**Your goal**
Report how many lines in the records carry the string "Information", and give no further text.

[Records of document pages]

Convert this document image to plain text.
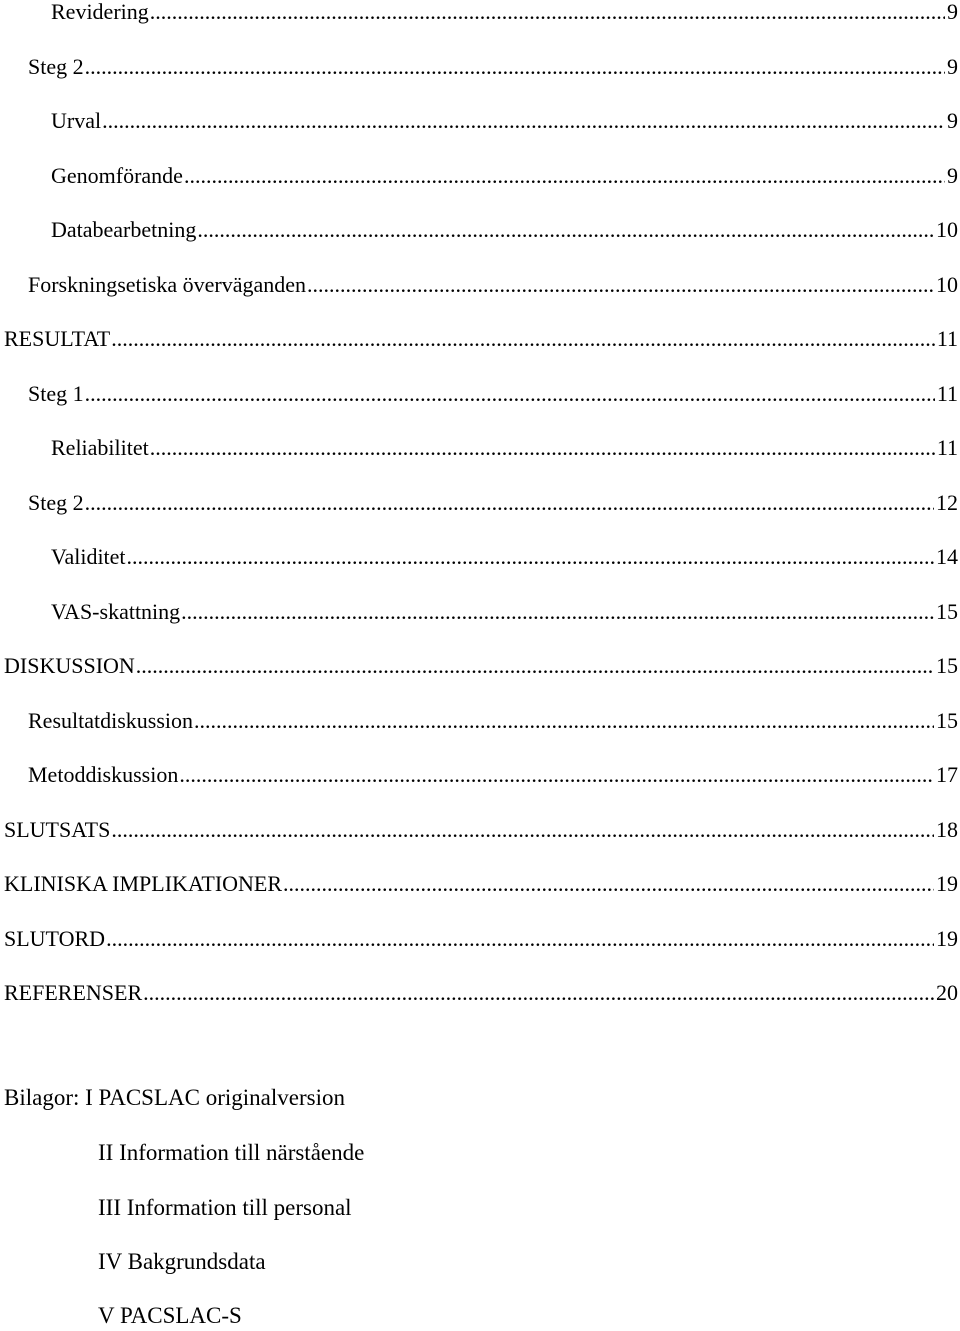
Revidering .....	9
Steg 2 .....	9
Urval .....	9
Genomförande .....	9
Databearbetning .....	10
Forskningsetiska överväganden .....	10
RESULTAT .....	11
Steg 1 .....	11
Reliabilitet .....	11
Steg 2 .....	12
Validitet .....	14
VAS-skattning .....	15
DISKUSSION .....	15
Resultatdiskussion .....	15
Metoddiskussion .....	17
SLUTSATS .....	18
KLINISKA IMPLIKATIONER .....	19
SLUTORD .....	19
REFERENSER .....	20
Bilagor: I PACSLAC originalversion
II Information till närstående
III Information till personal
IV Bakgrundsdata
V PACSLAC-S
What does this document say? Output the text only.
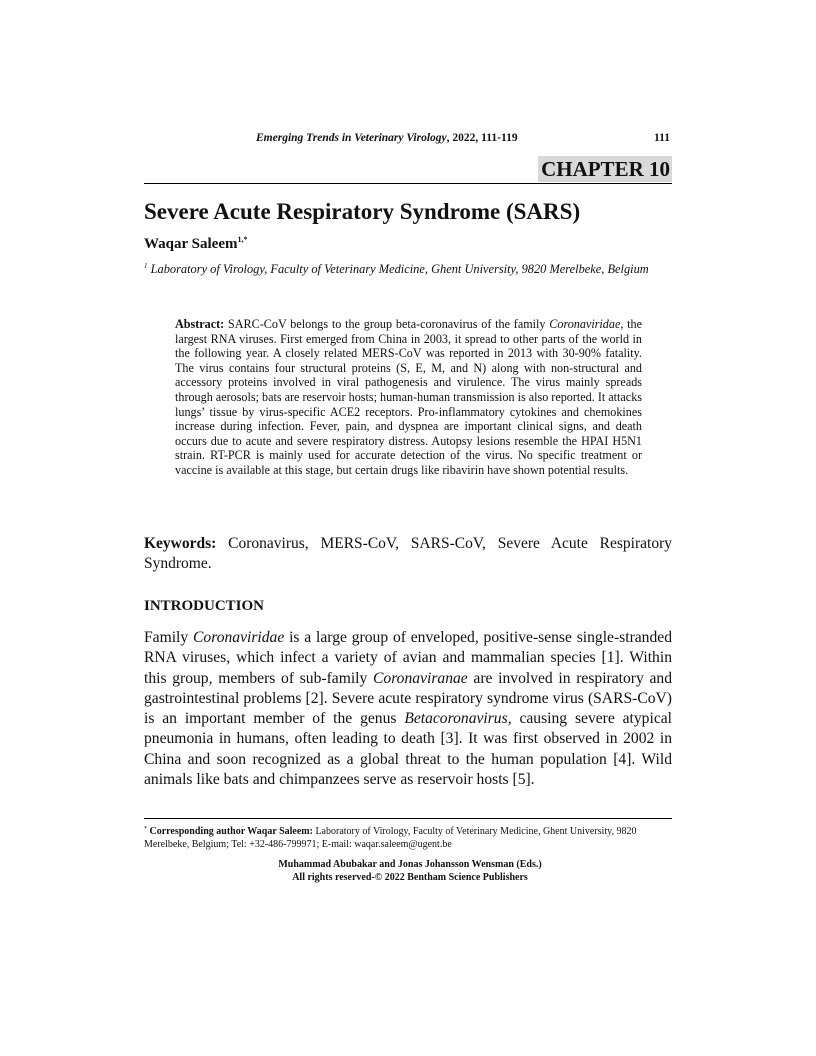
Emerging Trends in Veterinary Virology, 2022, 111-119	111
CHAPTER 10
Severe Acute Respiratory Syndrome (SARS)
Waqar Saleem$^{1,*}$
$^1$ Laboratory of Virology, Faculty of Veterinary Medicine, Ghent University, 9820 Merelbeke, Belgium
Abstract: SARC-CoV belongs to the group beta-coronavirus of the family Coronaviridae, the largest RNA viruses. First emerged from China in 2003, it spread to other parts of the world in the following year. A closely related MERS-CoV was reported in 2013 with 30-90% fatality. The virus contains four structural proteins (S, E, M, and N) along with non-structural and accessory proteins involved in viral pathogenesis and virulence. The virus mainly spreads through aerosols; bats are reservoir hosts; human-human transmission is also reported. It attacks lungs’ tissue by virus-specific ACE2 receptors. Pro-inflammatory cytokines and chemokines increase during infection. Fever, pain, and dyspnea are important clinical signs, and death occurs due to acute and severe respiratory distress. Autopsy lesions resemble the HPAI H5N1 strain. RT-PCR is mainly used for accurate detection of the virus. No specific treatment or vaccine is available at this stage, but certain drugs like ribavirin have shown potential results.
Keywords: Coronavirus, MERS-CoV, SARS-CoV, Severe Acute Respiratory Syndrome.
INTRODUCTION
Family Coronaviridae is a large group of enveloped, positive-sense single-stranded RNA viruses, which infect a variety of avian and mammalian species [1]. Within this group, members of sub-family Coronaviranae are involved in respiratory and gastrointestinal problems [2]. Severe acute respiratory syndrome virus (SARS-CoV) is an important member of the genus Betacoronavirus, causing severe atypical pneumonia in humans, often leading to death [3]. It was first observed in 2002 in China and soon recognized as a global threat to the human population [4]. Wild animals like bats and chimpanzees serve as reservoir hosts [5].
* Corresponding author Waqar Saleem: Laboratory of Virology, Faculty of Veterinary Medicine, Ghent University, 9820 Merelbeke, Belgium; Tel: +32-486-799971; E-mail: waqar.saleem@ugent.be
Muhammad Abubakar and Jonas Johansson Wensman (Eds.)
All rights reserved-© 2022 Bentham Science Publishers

* * *

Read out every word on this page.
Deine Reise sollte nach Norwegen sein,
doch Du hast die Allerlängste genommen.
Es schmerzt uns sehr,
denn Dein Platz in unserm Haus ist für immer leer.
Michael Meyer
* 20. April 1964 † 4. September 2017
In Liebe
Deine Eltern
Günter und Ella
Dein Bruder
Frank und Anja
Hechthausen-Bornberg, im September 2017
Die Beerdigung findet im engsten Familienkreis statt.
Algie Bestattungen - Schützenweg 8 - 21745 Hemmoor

**Task output**
2